- **GIVEN REQUEST**
Wherever a line holds the word "置酒高殿上", copy that line out.

- **DATA ROWS**
+++++

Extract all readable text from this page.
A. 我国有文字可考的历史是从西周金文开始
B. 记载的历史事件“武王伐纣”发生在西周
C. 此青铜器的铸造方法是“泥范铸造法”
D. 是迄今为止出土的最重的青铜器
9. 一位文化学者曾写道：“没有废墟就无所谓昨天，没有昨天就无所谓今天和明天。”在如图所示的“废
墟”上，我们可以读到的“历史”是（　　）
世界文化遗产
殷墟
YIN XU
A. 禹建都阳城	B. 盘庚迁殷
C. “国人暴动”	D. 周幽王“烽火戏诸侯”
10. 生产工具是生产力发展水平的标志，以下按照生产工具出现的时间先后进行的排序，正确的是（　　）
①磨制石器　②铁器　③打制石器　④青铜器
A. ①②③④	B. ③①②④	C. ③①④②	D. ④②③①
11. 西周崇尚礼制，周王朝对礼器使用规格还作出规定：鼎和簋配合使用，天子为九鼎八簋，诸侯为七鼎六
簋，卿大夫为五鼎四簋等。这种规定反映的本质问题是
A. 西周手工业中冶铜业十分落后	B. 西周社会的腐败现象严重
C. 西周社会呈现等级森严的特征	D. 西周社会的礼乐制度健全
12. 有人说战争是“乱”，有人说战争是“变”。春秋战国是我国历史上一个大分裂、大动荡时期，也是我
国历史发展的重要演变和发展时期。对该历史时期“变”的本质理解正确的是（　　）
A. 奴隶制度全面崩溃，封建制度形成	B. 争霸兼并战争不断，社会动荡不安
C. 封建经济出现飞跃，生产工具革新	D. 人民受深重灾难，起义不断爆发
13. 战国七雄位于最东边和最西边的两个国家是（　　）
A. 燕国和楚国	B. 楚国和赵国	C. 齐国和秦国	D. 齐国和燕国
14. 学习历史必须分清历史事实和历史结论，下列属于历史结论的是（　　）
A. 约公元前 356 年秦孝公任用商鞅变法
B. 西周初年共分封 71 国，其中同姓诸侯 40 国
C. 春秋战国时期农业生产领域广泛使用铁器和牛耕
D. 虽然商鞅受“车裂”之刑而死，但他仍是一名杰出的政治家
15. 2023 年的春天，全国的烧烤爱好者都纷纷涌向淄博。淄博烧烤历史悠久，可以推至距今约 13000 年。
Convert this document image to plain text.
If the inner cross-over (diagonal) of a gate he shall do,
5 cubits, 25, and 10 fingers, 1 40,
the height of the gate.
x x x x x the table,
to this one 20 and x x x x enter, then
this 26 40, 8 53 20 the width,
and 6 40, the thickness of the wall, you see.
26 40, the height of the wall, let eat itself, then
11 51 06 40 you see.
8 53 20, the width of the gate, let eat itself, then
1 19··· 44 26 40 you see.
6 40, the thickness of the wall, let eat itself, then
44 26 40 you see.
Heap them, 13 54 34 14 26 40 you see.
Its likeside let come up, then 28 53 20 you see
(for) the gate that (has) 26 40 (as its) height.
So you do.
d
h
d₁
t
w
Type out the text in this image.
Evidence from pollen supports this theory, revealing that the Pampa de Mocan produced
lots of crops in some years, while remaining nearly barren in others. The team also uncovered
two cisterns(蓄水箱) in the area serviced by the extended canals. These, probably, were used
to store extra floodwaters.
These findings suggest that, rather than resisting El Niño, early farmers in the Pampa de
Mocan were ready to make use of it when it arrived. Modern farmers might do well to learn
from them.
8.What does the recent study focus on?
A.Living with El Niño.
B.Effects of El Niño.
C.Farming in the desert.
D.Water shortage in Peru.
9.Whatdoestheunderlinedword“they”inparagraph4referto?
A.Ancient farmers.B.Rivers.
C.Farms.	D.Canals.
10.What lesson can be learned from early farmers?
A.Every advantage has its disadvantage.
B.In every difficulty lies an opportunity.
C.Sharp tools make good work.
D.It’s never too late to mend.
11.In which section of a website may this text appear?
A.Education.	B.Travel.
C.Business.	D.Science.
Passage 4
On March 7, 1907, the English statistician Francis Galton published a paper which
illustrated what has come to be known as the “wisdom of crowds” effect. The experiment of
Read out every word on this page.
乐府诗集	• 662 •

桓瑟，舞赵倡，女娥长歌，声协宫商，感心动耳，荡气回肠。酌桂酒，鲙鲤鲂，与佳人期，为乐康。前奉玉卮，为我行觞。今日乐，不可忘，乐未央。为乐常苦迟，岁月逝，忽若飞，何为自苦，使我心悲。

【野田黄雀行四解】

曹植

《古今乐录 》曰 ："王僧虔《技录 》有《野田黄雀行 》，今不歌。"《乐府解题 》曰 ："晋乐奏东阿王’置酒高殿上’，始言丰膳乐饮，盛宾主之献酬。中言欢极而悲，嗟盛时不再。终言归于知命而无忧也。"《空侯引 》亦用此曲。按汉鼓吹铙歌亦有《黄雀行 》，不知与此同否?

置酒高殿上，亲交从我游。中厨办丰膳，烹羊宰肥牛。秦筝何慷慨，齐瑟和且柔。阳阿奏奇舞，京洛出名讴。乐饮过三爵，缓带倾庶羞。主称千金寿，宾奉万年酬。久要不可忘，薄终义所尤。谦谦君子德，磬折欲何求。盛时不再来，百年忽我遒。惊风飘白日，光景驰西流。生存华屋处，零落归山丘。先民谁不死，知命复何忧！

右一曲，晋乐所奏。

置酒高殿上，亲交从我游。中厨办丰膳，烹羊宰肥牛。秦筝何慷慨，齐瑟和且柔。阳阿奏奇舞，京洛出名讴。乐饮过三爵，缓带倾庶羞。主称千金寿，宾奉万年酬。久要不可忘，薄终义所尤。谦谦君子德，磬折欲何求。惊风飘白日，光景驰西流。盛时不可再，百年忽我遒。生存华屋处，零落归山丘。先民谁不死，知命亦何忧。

+++++

- **EXPECTED OUTPUT**
《古今乐录 》曰 ："王僧虔《技录 》有《野田黄雀行 》，今不歌。"《乐府解题 》曰 ："晋乐奏东阿王’置酒高殿上’，始言丰膳乐饮，盛宾主之献酬。中言欢极而悲，嗟盛时不再。终言归于知命而无忧也。"《空侯引 》亦用此曲。按汉鼓吹铙歌亦有《黄雀行 》，不知与此同否?
置酒高殿上，亲交从我游。中厨办丰膳，烹羊宰肥牛。秦筝何慷慨，齐瑟和且柔。阳阿奏奇舞，京洛出名讴。乐饮过三爵，缓带倾庶羞。主称千金寿，宾奉万年酬。久要不可忘，薄终义所尤。谦谦君子德，磬折欲何求。盛时不再来，百年忽我遒。惊风飘白日，光景驰西流。生存华屋处，零落归山丘。先民谁不死，知命复何忧！
置酒高殿上，亲交从我游。中厨办丰膳，烹羊宰肥牛。秦筝何慷慨，齐瑟和且柔。阳阿奏奇舞，京洛出名讴。乐饮过三爵，缓带倾庶羞。主称千金寿，宾奉万年酬。久要不可忘，薄终义所尤。谦谦君子德，磬折欲何求。惊风飘白日，光景驰西流。盛时不可再，百年忽我遒。生存华屋处，零落归山丘。先民谁不死，知命亦何忧。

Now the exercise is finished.